Document passage
:::::
The Question of Federalism, and Number of States in the IGAD Bridging Proposal

Posted: June 28, 2018 by PaanLuel Wël Media Ltd. in Junub Sudan, Roger Alfred Yoron Modi

By Roger Alfred Yoron Modi, Kampala, Uganda

Thursday, June 28, 2018 (PW) — The latest IGAD “Revised Bridging Proposal” on the High-Level Revitalization Forum HLRF of the 2015 Agreement on the Resolution of the Conflict in the Republic of South Sudan ARCSS has made a number of provisions (references) on the questions of Federalism and the controversial issue of States number in the youngest nation.

On Federalism, the proposal provides that governance during the next Transitional Period shall be guided by the principles and considerations including “the urgency of responding effectively to the popular demand for a Federal system of government by:

  • Accelerating the devolution of power and resources to local levels of government; and,
  • Undertaking effective consultations and preparations for adopting a Federal system for South Sudan in the Permanent Constitution.”
:::::
What you will do
a - In the article on federalism and the IGAD bridging proposal, in which document would South Sudan adopt a Federal system?
b - State whether each of these statements agrees with the article on federalism and the IGAD bridging proposal. Give yes or no for each, and support it with the deciding words of the article, quoted exactly.
(i) The proposal calls for speeding up the devolution of power and resources to local levels of government.
(ii) The proposal establishes a Federal system for South Sudan at the start of the next Transitional Period.
(iii) The agreement under revitalization dates from 2015.
c - Reproduce the part of the article on federalism and the IGAD bridging proposal that lies between "Posted: June 28, 2018" and "the youngest nation.", inclusive.

Record set
:::::
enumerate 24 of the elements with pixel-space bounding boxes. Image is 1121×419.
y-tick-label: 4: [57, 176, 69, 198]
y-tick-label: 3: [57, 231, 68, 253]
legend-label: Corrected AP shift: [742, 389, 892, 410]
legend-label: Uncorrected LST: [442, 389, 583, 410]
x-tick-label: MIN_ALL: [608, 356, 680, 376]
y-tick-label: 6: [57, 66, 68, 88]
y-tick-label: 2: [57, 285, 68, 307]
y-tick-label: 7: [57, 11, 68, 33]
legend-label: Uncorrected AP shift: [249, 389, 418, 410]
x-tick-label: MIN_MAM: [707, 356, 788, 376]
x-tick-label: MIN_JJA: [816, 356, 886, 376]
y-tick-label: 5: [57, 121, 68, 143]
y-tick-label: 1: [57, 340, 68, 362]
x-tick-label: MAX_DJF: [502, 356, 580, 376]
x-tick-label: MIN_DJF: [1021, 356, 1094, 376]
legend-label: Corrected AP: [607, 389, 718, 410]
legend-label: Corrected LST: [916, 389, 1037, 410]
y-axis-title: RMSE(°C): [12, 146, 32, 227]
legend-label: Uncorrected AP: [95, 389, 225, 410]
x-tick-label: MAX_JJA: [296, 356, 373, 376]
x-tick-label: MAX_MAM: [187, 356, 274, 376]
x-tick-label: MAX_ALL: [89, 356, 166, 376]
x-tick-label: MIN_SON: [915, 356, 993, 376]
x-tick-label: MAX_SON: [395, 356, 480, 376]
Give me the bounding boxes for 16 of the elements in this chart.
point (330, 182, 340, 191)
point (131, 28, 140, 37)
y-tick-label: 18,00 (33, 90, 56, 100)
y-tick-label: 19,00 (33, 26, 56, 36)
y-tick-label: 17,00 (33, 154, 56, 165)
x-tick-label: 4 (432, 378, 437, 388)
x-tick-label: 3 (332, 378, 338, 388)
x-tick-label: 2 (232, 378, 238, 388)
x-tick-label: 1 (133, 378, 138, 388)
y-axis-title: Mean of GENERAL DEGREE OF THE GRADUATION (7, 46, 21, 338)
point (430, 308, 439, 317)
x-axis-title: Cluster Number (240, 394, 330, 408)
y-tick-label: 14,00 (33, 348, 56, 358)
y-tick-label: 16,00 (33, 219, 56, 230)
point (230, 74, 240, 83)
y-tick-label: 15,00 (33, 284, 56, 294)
:::::
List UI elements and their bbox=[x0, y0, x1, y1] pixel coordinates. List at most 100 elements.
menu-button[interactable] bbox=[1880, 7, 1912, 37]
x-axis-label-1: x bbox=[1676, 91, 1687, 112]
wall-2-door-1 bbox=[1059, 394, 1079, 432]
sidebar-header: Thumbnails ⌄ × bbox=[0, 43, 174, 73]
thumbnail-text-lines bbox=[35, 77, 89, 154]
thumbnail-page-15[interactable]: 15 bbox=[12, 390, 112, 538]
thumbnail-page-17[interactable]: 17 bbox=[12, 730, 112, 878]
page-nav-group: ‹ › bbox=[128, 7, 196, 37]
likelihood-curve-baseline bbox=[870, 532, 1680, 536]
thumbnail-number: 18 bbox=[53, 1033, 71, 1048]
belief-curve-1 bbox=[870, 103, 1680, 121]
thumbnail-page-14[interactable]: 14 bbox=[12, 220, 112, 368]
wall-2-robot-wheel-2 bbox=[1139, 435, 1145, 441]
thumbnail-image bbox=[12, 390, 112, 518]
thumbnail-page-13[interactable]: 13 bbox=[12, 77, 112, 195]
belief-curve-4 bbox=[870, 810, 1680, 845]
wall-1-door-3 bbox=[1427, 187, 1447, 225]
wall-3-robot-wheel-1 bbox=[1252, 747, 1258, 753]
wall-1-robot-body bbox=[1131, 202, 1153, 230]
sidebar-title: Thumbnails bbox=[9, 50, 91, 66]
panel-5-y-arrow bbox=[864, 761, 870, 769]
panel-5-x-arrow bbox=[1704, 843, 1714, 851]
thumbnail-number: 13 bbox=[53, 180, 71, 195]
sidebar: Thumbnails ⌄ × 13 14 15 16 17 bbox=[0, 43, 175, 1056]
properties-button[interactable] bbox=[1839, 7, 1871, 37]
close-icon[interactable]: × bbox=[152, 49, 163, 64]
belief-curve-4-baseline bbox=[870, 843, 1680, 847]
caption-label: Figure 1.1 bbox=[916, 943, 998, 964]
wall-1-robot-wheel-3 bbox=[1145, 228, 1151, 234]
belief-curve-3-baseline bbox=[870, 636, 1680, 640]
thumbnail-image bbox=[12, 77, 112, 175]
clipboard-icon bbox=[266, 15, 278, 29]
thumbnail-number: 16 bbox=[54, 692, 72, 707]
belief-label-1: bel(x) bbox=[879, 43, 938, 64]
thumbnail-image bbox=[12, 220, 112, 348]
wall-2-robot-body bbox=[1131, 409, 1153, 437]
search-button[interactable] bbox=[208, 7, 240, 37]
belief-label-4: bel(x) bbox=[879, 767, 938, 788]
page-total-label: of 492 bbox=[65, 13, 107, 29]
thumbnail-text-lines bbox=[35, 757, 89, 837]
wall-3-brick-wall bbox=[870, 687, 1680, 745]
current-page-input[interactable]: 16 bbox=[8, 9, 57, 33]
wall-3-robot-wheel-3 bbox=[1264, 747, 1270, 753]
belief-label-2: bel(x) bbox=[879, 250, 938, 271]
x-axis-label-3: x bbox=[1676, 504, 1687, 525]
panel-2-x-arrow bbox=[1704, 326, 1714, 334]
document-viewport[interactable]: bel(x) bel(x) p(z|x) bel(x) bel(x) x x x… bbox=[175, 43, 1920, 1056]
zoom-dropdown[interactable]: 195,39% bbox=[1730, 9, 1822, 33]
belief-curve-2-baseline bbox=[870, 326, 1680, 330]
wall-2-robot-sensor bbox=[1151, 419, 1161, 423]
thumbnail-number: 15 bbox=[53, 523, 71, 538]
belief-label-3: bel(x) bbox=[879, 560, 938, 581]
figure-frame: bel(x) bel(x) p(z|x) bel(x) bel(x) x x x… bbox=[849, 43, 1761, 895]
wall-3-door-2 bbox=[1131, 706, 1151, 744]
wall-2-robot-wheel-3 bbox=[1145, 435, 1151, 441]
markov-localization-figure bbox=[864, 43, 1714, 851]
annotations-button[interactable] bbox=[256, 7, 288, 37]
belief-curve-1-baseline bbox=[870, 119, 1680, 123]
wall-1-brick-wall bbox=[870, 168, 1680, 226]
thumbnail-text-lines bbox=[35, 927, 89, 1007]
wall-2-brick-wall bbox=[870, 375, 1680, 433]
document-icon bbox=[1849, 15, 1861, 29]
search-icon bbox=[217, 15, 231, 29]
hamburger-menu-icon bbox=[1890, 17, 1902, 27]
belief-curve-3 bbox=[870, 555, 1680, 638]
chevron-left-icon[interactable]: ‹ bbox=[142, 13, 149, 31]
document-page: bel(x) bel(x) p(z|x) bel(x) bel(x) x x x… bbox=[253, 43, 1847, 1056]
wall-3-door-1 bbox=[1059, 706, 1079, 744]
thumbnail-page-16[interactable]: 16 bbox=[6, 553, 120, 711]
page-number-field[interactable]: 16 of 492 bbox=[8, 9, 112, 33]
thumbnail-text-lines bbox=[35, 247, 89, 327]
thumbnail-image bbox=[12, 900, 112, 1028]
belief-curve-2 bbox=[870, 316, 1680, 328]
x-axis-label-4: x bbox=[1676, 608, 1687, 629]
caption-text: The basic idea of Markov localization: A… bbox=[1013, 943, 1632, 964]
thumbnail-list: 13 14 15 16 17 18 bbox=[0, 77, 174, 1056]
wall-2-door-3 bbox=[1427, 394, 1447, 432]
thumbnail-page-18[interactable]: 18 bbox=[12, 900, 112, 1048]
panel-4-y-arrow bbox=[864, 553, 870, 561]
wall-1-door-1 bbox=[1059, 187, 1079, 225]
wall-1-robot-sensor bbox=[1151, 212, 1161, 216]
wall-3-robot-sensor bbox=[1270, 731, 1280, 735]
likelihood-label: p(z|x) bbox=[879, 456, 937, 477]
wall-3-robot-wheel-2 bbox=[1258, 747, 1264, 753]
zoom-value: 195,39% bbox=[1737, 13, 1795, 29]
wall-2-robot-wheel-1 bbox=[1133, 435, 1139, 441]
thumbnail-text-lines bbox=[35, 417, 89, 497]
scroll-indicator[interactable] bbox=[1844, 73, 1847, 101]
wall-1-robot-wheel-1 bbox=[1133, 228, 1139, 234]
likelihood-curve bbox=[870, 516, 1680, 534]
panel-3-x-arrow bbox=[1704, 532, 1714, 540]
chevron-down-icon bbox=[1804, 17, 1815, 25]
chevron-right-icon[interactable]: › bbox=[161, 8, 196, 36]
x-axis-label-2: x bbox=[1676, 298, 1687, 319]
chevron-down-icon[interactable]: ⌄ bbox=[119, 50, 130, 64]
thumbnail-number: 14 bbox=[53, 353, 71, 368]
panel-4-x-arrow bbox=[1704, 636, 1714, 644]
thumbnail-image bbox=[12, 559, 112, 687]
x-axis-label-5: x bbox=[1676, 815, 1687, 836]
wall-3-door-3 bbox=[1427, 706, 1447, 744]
:::::
Answers for the tasks
a - The Permanent Constitution.

b -
(i) Yes: "Accelerating the devolution of power and resources to local levels of government"
(ii) No: "Undertaking effective consultations and preparations for adopting a Federal system for South Sudan in the Permanent Constitution."
(iii) Yes: "the 2015 Agreement on the Resolution of the Conflict in the Republic of South Sudan ARCSS"

c -
Posted: June 28, 2018 by PaanLuel Wël Media Ltd. in Junub Sudan, Roger Alfred Yoron Modi

By Roger Alfred Yoron Modi, Kampala, Uganda

Thursday, June 28, 2018 (PW) — The latest IGAD “Revised Bridging Proposal” on the High-Level Revitalization Forum HLRF of the 2015 Agreement on the Resolution of the Conflict in the Republic of South Sudan ARCSS has made a number of provisions (references) on the questions of Federalism and the controversial issue of States number in the youngest nation.